▶ **Data for the task**:
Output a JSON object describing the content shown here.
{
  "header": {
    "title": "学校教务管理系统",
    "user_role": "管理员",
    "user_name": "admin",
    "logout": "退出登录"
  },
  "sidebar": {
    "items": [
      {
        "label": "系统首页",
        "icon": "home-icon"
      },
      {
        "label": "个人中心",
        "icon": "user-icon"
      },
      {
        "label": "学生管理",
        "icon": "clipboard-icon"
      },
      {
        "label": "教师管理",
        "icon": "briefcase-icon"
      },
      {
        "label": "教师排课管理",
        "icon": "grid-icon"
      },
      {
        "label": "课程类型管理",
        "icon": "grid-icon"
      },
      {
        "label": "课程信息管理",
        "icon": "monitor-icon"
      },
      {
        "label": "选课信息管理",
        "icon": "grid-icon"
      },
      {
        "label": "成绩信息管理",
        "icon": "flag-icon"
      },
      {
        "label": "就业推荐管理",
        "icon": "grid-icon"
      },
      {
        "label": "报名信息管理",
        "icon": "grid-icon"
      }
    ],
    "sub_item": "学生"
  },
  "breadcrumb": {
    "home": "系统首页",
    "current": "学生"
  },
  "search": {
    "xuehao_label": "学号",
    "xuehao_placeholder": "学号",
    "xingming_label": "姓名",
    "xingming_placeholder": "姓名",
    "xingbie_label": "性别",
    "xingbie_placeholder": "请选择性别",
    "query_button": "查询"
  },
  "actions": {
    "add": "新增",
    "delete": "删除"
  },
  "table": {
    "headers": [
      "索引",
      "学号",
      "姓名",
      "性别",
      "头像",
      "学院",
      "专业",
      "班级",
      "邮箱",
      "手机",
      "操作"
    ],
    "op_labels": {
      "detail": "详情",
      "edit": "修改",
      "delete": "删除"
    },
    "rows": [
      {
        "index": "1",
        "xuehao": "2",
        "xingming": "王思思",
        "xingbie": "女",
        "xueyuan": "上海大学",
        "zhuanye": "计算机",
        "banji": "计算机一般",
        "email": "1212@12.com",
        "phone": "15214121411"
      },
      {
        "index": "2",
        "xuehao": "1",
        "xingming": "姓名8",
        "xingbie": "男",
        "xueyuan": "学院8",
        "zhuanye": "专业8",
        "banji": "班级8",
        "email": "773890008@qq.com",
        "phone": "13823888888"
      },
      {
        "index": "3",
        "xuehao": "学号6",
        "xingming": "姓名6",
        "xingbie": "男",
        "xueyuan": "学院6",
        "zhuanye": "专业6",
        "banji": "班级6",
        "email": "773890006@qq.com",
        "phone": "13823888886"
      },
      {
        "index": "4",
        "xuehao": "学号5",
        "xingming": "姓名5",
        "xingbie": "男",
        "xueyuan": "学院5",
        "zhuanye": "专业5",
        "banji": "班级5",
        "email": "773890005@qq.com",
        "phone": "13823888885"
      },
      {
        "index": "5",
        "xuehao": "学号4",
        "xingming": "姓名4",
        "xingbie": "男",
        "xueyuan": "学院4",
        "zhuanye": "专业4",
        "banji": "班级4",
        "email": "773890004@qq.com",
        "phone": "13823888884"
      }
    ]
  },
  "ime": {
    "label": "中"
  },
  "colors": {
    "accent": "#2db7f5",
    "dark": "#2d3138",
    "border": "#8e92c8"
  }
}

▶ **Requirement**: Every line of the data above should be copied exactly.

▶ **Completed exercise**:
Output a JSON object describing the content shown here.
{
  "header": {
    "title": "学校教务管理系统",
    "user_role": "管理员",
    "user_name": "admin",
    "logout": "退出登录"
  },
  "sidebar": {
    "items": [
      {
        "label": "系统首页",
        "icon": "home-icon"
      },
      {
        "label": "个人中心",
        "icon": "user-icon"
      },
      {
        "label": "学生管理",
        "icon": "clipboard-icon"
      },
      {
        "label": "教师管理",
        "icon": "briefcase-icon"
      },
      {
        "label": "教师排课管理",
        "icon": "grid-icon"
      },
      {
        "label": "课程类型管理",
        "icon": "grid-icon"
      },
      {
        "label": "课程信息管理",
        "icon": "monitor-icon"
      },
      {
        "label": "选课信息管理",
        "icon": "grid-icon"
      },
      {
        "label": "成绩信息管理",
        "icon": "flag-icon"
      },
      {
        "label": "就业推荐管理",
        "icon": "grid-icon"
      },
      {
        "label": "报名信息管理",
        "icon": "grid-icon"
      }
    ],
    "sub_item": "学生"
  },
  "breadcrumb": {
    "home": "系统首页",
    "current": "学生"
  },
  "search": {
    "xuehao_label": "学号",
    "xuehao_placeholder": "学号",
    "xingming_label": "姓名",
    "xingming_placeholder": "姓名",
    "xingbie_label": "性别",
    "xingbie_placeholder": "请选择性别",
    "query_button": "查询"
  },
  "actions": {
    "add": "新增",
    "delete": "删除"
  },
  "table": {
    "headers": [
      "索引",
      "学号",
      "姓名",
      "性别",
      "头像",
      "学院",
      "专业",
      "班级",
      "邮箱",
      "手机",
      "操作"
    ],
    "op_labels": {
      "detail": "详情",
      "edit": "修改",
      "delete": "删除"
    },
    "rows": [
      {
        "index": "1",
        "xuehao": "2",
        "xingming": "王思思",
        "xingbie": "女",
        "xueyuan": "上海大学",
        "zhuanye": "计算机",
        "banji": "计算机一般",
        "email": "1212@12.com",
        "phone": "15214121411"
      },
      {
        "index": "2",
        "xuehao": "1",
        "xingming": "姓名8",
        "xingbie": "男",
        "xueyuan": "学院8",
        "zhuanye": "专业8",
        "banji": "班级8",
        "email": "773890008@qq.com",
        "phone": "13823888888"
      },
      {
        "index": "3",
        "xuehao": "学号6",
        "xingming": "姓名6",
        "xingbie": "男",
        "xueyuan": "学院6",
        "zhuanye": "专业6",
        "banji": "班级6",
        "email": "773890006@qq.com",
        "phone": "13823888886"
      },
      {
        "index": "4",
        "xuehao": "学号5",
        "xingming": "姓名5",
        "xingbie": "男",
        "xueyuan": "学院5",
        "zhuanye": "专业5",
        "banji": "班级5",
        "email": "773890005@qq.com",
        "phone": "13823888885"
      },
      {
        "index": "5",
        "xuehao": "学号4",
        "xingming": "姓名4",
        "xingbie": "男",
        "xueyuan": "学院4",
        "zhuanye": "专业4",
        "banji": "班级4",
        "email": "773890004@qq.com",
        "phone": "13823888884"
      }
    ]
  },
  "ime": {
    "label": "中"
  },
  "colors": {
    "accent": "#2db7f5",
    "dark": "#2d3138",
    "border": "#8e92c8"
  }
}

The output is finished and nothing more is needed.